> **What you will do**: Reproduce each line of the material exactly, minus any picture.

(Extracted records)
** begin **
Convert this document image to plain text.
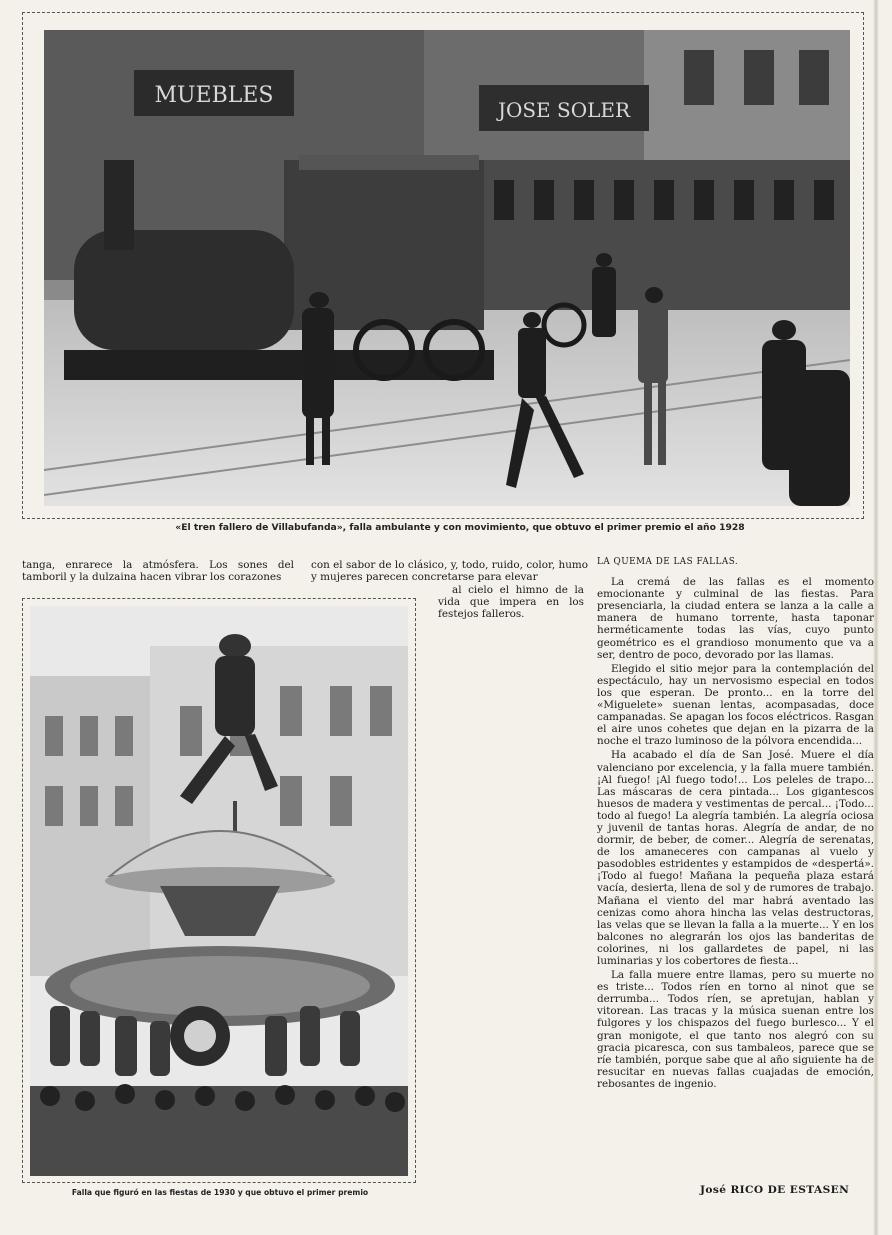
MUEBLES
JOSE SOLER
«El tren fallero de Villabufanda», falla ambulante y con movimiento, que obtuvo el primer premio el año 1928
tanga, enrarece la atmósfera. Los sones del tamboril y la dulzaina hacen vibrar los corazones
con el sabor de lo clásico, y, todo, ruido, color, humo y mujeres parecen concretarse para elevar
Falla que figuró en las fiestas de 1930 y que obtuvo el primer premio

al cielo el himno de la vida que impera en los festejos falleros.

LA QUEMA DE LAS FALLAS.

La cremá de las fallas es el momento emocionante y culminal de las fiestas. Para presenciarla, la ciudad entera se lanza a la calle a manera de humano torrente, hasta taponar herméticamente todas las vías, cuyo punto geométrico es el grandioso monumento que va a ser, dentro de poco, devorado por las llamas.

Elegido el sitio mejor para la contemplación del espectáculo, hay un nervosismo especial en todos los que esperan. De pronto... en la torre del «Miguelete» suenan lentas, acompasadas, doce campanadas. Se apagan los focos eléctricos. Rasgan el aire unos cohetes que dejan en la pizarra de la noche el trazo luminoso de la pólvora encendida...

Ha acabado el día de San José. Muere el día valenciano por excelencia, y la falla muere también. ¡Al fuego! ¡Al fuego todo!... Los peleles de trapo... Las máscaras de cera pintada... Los gigantescos huesos de madera y vestimentas de percal... ¡Todo... todo al fuego! La alegría también. La alegría ociosa y juvenil de tantas horas. Alegría de andar, de no dormir, de beber, de comer... Alegría de serenatas, de los amaneceres con campanas al vuelo y pasodobles estridentes y estampidos de «despertá». ¡Todo al fuego! Mañana la pequeña plaza estará vacía, desierta, llena de sol y de rumores de trabajo. Mañana el viento del mar habrá aventado las cenizas como ahora hincha las velas destructoras, las velas que se llevan la falla a la muerte... Y en los balcones no alegrarán los ojos las banderitas de colorines, ni los gallardetes de papel, ni las luminarias y los cobertores de fiesta...

La falla muere entre llamas, pero su muerte no es triste... Todos ríen en torno al ninot que se derrumba... Todos ríen, se apretujan, hablan y vitorean. Las tracas y la música suenan entre los fulgores y los chispazos del fuego burlesco... Y el gran monigote, el que tanto nos alegró con su gracia picaresca, con sus tambaleos, parece que se ríe también, porque sabe que al año siguiente ha de resucitar en nuevas fallas cuajadas de emoción, rebosantes de ingenio.

José RICO DE ESTASEN
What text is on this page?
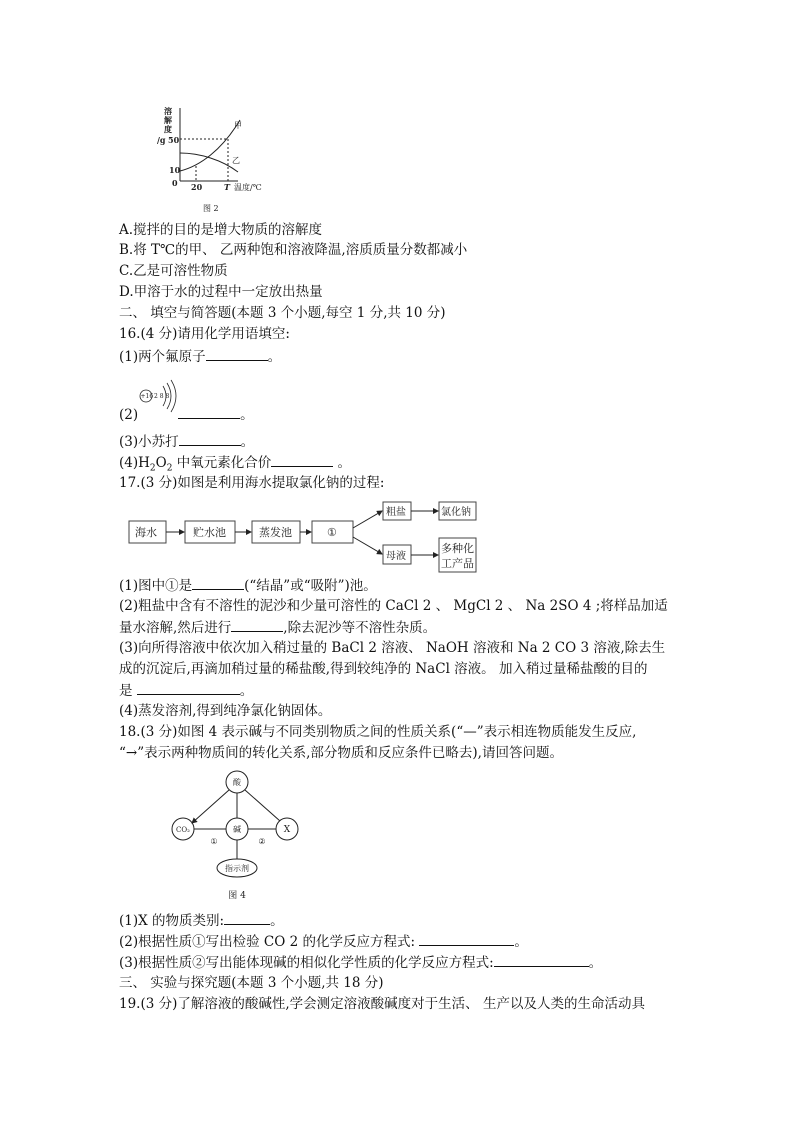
溶
解
度
/g 50
10
0 20	T 温度/℃
甲
乙
图 2
+16 2 8 8
海水	贮水池	蒸发池	①
粗盐	氯化钠
母液
多种化
工产品
酸
CO₂	碱	X
指示剂
①	②
图 4
A.搅拌的目的是增大物质的溶解度
B.将 T℃的甲、 乙两种饱和溶液降温,溶质质量分数都减小
C.乙是可溶性物质
D.甲溶于水的过程中一定放出热量
二、 填空与简答题(本题 3 个小题,每空 1 分,共 10 分)
16.(4 分)请用化学用语填空:
(1)两个氟原子	。
(2)	。
(3)小苏打	。
$(4)H_2O_2$ 中氧元素化合价	。
17.(3 分)如图是利用海水提取氯化钠的过程:
(1)图中①是	(“结晶”或“吸附”)池。
(2)粗盐中含有不溶性的泥沙和少量可溶性的 CaCl 2 、 MgCl 2 、 Na 2SO 4 ;将样品加适
量水溶解,然后进行	,除去泥沙等不溶性杂质。
(3)向所得溶液中依次加入稍过量的 BaCl 2 溶液、 NaOH 溶液和 Na 2 CO 3 溶液,除去生
成的沉淀后,再滴加稍过量的稀盐酸,得到较纯净的 NaCl 溶液。 加入稍过量稀盐酸的目的
是	。
(4)蒸发溶剂,得到纯净氯化钠固体。
18.(3 分)如图 4 表示碱与不同类别物质之间的性质关系(“—”表示相连物质能发生反应,
“→”表示两种物质间的转化关系,部分物质和反应条件已略去),请回答问题。
(1)X 的物质类别:	。
(2)根据性质①写出检验 CO 2 的化学反应方程式:	。
(3)根据性质②写出能体现碱的相似化学性质的化学反应方程式:	。
三、 实验与探究题(本题 3 个小题,共 18 分)
19.(3 分)了解溶液的酸碱性,学会测定溶液酸碱度对于生活、 生产以及人类的生命活动具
** end **
> **Result**:
Convert this document image to plain text.
MUEBLES
JOSE SOLER
«El tren fallero de Villabufanda», falla ambulante y con movimiento, que obtuvo el primer premio el año 1928
tanga, enrarece la atmósfera. Los sones del tamboril y la dulzaina hacen vibrar los corazones
con el sabor de lo clásico, y, todo, ruido, color, humo y mujeres parecen concretarse para elevar
Falla que figuró en las fiestas de 1930 y que obtuvo el primer premio

al cielo el himno de la vida que impera en los festejos falleros.

LA QUEMA DE LAS FALLAS.

La cremá de las fallas es el momento emocionante y culminal de las fiestas. Para presenciarla, la ciudad entera se lanza a la calle a manera de humano torrente, hasta taponar herméticamente todas las vías, cuyo punto geométrico es el grandioso monumento que va a ser, dentro de poco, devorado por las llamas.

Elegido el sitio mejor para la contemplación del espectáculo, hay un nervosismo especial en todos los que esperan. De pronto... en la torre del «Miguelete» suenan lentas, acompasadas, doce campanadas. Se apagan los focos eléctricos. Rasgan el aire unos cohetes que dejan en la pizarra de la noche el trazo luminoso de la pólvora encendida...

Ha acabado el día de San José. Muere el día valenciano por excelencia, y la falla muere también. ¡Al fuego! ¡Al fuego todo!... Los peleles de trapo... Las máscaras de cera pintada... Los gigantescos huesos de madera y vestimentas de percal... ¡Todo... todo al fuego! La alegría también. La alegría ociosa y juvenil de tantas horas. Alegría de andar, de no dormir, de beber, de comer... Alegría de serenatas, de los amaneceres con campanas al vuelo y pasodobles estridentes y estampidos de «despertá». ¡Todo al fuego! Mañana la pequeña plaza estará vacía, desierta, llena de sol y de rumores de trabajo. Mañana el viento del mar habrá aventado las cenizas como ahora hincha las velas destructoras, las velas que se llevan la falla a la muerte... Y en los balcones no alegrarán los ojos las banderitas de colorines, ni los gallardetes de papel, ni las luminarias y los cobertores de fiesta...

La falla muere entre llamas, pero su muerte no es triste... Todos ríen en torno al ninot que se derrumba... Todos ríen, se apretujan, hablan y vitorean. Las tracas y la música suenan entre los fulgores y los chispazos del fuego burlesco... Y el gran monigote, el que tanto nos alegró con su gracia picaresca, con sus tambaleos, parece que se ríe también, porque sabe que al año siguiente ha de resucitar en nuevas fallas cuajadas de emoción, rebosantes de ingenio.

José RICO DE ESTASEN
What text is on this page?
溶
解
度
/g 50
10
0 20	T 温度/℃
甲
乙
图 2
+16 2 8 8
海水	贮水池	蒸发池	①
粗盐	氯化钠
母液
多种化
工产品
酸
CO₂	碱	X
指示剂
①	②
图 4
A.搅拌的目的是增大物质的溶解度
B.将 T℃的甲、 乙两种饱和溶液降温,溶质质量分数都减小
C.乙是可溶性物质
D.甲溶于水的过程中一定放出热量
二、 填空与简答题(本题 3 个小题,每空 1 分,共 10 分)
16.(4 分)请用化学用语填空:
(1)两个氟原子	。
(2)	。
(3)小苏打	。
$(4)H_2O_2$ 中氧元素化合价	。
17.(3 分)如图是利用海水提取氯化钠的过程:
(1)图中①是	(“结晶”或“吸附”)池。
(2)粗盐中含有不溶性的泥沙和少量可溶性的 CaCl 2 、 MgCl 2 、 Na 2SO 4 ;将样品加适
量水溶解,然后进行	,除去泥沙等不溶性杂质。
(3)向所得溶液中依次加入稍过量的 BaCl 2 溶液、 NaOH 溶液和 Na 2 CO 3 溶液,除去生
成的沉淀后,再滴加稍过量的稀盐酸,得到较纯净的 NaCl 溶液。 加入稍过量稀盐酸的目的
是	。
(4)蒸发溶剂,得到纯净氯化钠固体。
18.(3 分)如图 4 表示碱与不同类别物质之间的性质关系(“—”表示相连物质能发生反应,
“→”表示两种物质间的转化关系,部分物质和反应条件已略去),请回答问题。
(1)X 的物质类别:	。
(2)根据性质①写出检验 CO 2 的化学反应方程式:	。
(3)根据性质②写出能体现碱的相似化学性质的化学反应方程式:	。
三、 实验与探究题(本题 3 个小题,共 18 分)
19.(3 分)了解溶液的酸碱性,学会测定溶液酸碱度对于生活、 生产以及人类的生命活动具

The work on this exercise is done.